Studio album by Shed Seven
- Released: 7 May 2001
- Recorded: 2000–2001
- Studios: Chapel, Lincolnshire
- Genre: Rock
- Length: 40:50
- Label: Artful
- Producers: Shed Seven, Adi Winman

Shed Seven chronology
| Going for Gold (1999) | Truth be Told (2001) | Instant Pleasures (2017) |

Singles from Truth Be Told
- "Cry for Help" Released: 23 April 2001;

= Truth Be Told (Shed Seven album) =

Truth Be Told is the fourth studio album by the British rock band Shed Seven, released via Artful Records in May 2001. Initial copies of the album featured a limited edition bonus disc with additional CD-ROM material along with an exclusive bonus track.

Professional ratings
Review scores
| Source | Rating |
| Allmusic | Star |
| Atomic Duster | Star |
| Drowned In Sound | (8/10) |
| Entertainment.ie | Star |
| NME | (5/10) |
| The Guardian | Star |
| Yahoo! Music | Star |

==Background==
The album is the first to feature original guitarist Joe Johnson, who left the band in 1993 before the release of their debut album, Change Giver. He had been replaced by new guitarist Paul Banks, who left the band in December 1999 prior to the band re-recruiting Johnson to fill the void.

# STORED RECORDS
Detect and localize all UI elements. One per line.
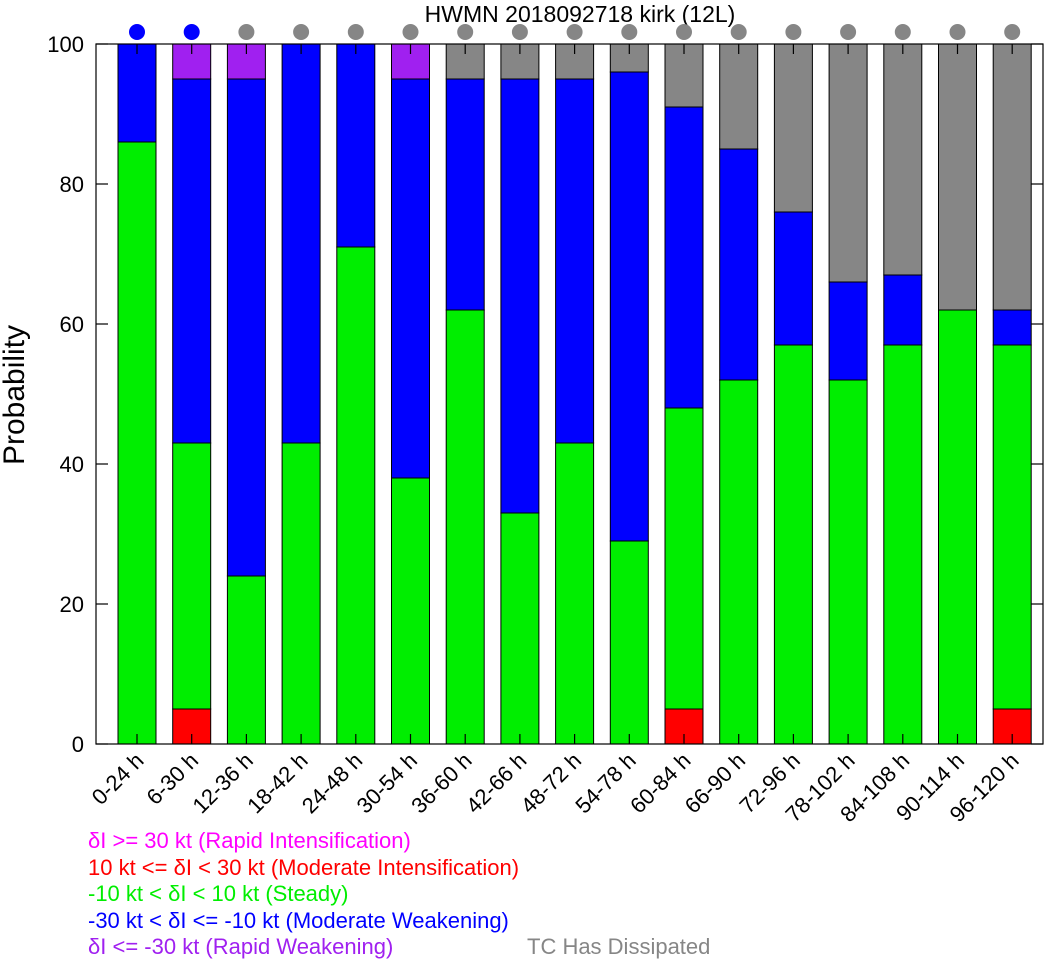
y-tick-label-0: 0 [72, 732, 84, 757]
y-tick-label-40: 40 [60, 452, 84, 477]
bar-dissipated-16 [992, 43, 1032, 311]
y-tick-label-60: 60 [60, 312, 84, 337]
legend-moderate-intensification: 10 kt <= δI < 30 kt (Moderate Intensific… [88, 854, 520, 880]
bar-moderate_weakening-4 [336, 43, 376, 248]
bar-moderate_weakening-6 [445, 78, 485, 311]
bar-steady-16 [992, 344, 1032, 710]
bar-steady-1 [172, 442, 212, 710]
plot-frame [95, 43, 1044, 745]
bar-rapid_intensification_bar-5 [391, 43, 430, 80]
bar-steady-10 [664, 407, 704, 710]
top-marker-11 [730, 24, 747, 40]
x-tick-label-3: 18-42 h [242, 748, 312, 818]
legend-moderate-weakening: -30 kt < δI <= -10 kt (Moderate Weakenin… [88, 907, 509, 933]
x-tick-label-9: 54-78 h [570, 748, 640, 818]
top-marker-0 [129, 24, 145, 40]
y-axis-label: Probability [0, 325, 31, 465]
bar-steady-7 [500, 512, 540, 745]
bar-moderate_weakening-9 [609, 71, 649, 542]
legend: δI >= 30 kt (Rapid Intensification) 10 k… [88, 828, 519, 961]
y-tick-label-80: 80 [60, 172, 84, 197]
bar-steady-3 [281, 442, 321, 745]
x-tick-label-0: 0-24 h [87, 748, 149, 810]
top-marker-8 [566, 24, 583, 40]
bar-steady-14 [883, 344, 923, 745]
bar-dissipated-15 [938, 43, 977, 311]
bar-steady-2 [226, 575, 266, 745]
top-markers [129, 24, 1021, 40]
bar-steady-6 [445, 309, 485, 745]
x-tick-label-8: 48-72 h [516, 748, 586, 818]
bar-moderate_weakening-0 [117, 43, 157, 143]
bar-moderate_weakening-16 [992, 309, 1032, 346]
y-tick-label-100: 100 [47, 32, 84, 57]
top-marker-7 [511, 24, 528, 40]
bar-steady-5 [391, 477, 430, 745]
top-marker-10 [676, 24, 692, 40]
legend-steady: -10 kt < δI < 10 kt (Steady) [88, 881, 349, 906]
y-tick-label-20: 20 [60, 592, 84, 617]
bar-steady-12 [773, 344, 813, 745]
x-tick-label-5: 30-54 h [352, 748, 422, 818]
bar-moderate_weakening-3 [281, 43, 321, 444]
bar-steady-13 [828, 379, 868, 745]
y-axis: 0 20 40 60 80 100 [47, 32, 1043, 757]
bar-steady-0 [117, 141, 157, 745]
bar-moderate_weakening-10 [664, 106, 704, 409]
x-tick-label-10: 60-84 h [625, 748, 695, 818]
top-marker-13 [840, 24, 857, 40]
x-tick-label-6: 36-60 h [406, 748, 476, 818]
top-marker-16 [1004, 24, 1021, 40]
top-marker-9 [621, 24, 638, 40]
top-marker-3 [293, 24, 310, 40]
chart-title: HWMN 2018092718 kirk (12L) [425, 1, 736, 27]
bar-dissipated-10 [664, 43, 704, 108]
bar-dissipated-12 [773, 43, 813, 213]
bar-moderate_weakening-7 [500, 78, 540, 514]
bar-moderate_weakening-5 [391, 78, 430, 479]
bar-steady-11 [719, 379, 759, 745]
bar-moderate_weakening-2 [226, 78, 266, 577]
top-marker-12 [785, 24, 802, 40]
x-tick-label-11: 66-90 h [680, 748, 750, 818]
top-marker-6 [457, 24, 474, 40]
bar-dissipated-6 [445, 43, 485, 80]
bar-steady-15 [938, 309, 977, 745]
bars-layer [117, 43, 1032, 745]
top-marker-5 [402, 24, 419, 40]
bar-moderate_weakening-13 [828, 281, 868, 381]
bar-steady-8 [555, 442, 595, 745]
bar-moderate_weakening-11 [719, 148, 759, 381]
bar-moderate_weakening-1 [172, 78, 212, 444]
top-marker-4 [347, 24, 364, 40]
bar-moderate_weakening-12 [773, 211, 813, 346]
top-marker-1 [183, 24, 200, 40]
bar-moderate_weakening-14 [883, 274, 923, 346]
bar-moderate_weakening-8 [555, 78, 595, 444]
legend-dissipated: TC Has Dissipated [527, 934, 711, 959]
bar-steady-9 [609, 540, 649, 745]
legend-rapid-intensification: δI >= 30 kt (Rapid Intensification) [88, 828, 411, 853]
top-marker-14 [894, 24, 911, 40]
legend-rapid-weakening: δI <= -30 kt (Rapid Weakening) [88, 934, 394, 959]
top-marker-15 [949, 24, 966, 40]
bar-steady-4 [336, 246, 376, 745]
bar-dissipated-14 [883, 43, 923, 276]
x-tick-label-4: 24-48 h [297, 748, 367, 818]
x-tick-label-2: 12-36 h [187, 748, 257, 818]
bar-dissipated-11 [719, 43, 759, 150]
top-marker-2 [238, 24, 255, 40]
bar-dissipated-13 [828, 43, 868, 283]
x-tick-label-7: 42-66 h [461, 748, 531, 818]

# EXERCISE REQUIREMENTS
1 - From the Truth Be Told article, return the passage from "Truth Be Told is" up to and including "exclusive bonus track.", copied word for word.
2 - Translate this sentence from the Truth Be Told article into Spanish: "Truth Be Told is the fourth studio album by the British rock band Shed Seven, released via Artful Records in May 2001."
3 - According to the Truth Be Told article, which guitarist left the band in December 1999?

# FULL SOLUTIONS
1 -
Truth Be Told is the fourth studio album by the British rock band Shed Seven, released via Artful Records in May 2001. Initial copies of the album featured a limited edition bonus disc with additional CD-ROM material along with an exclusive bonus track.

2 - Truth Be Told es el cuarto álbum de estudio de la banda británica de rock Shed Seven, publicado por Artful Records en mayo de 2001.

3 - Paul Banks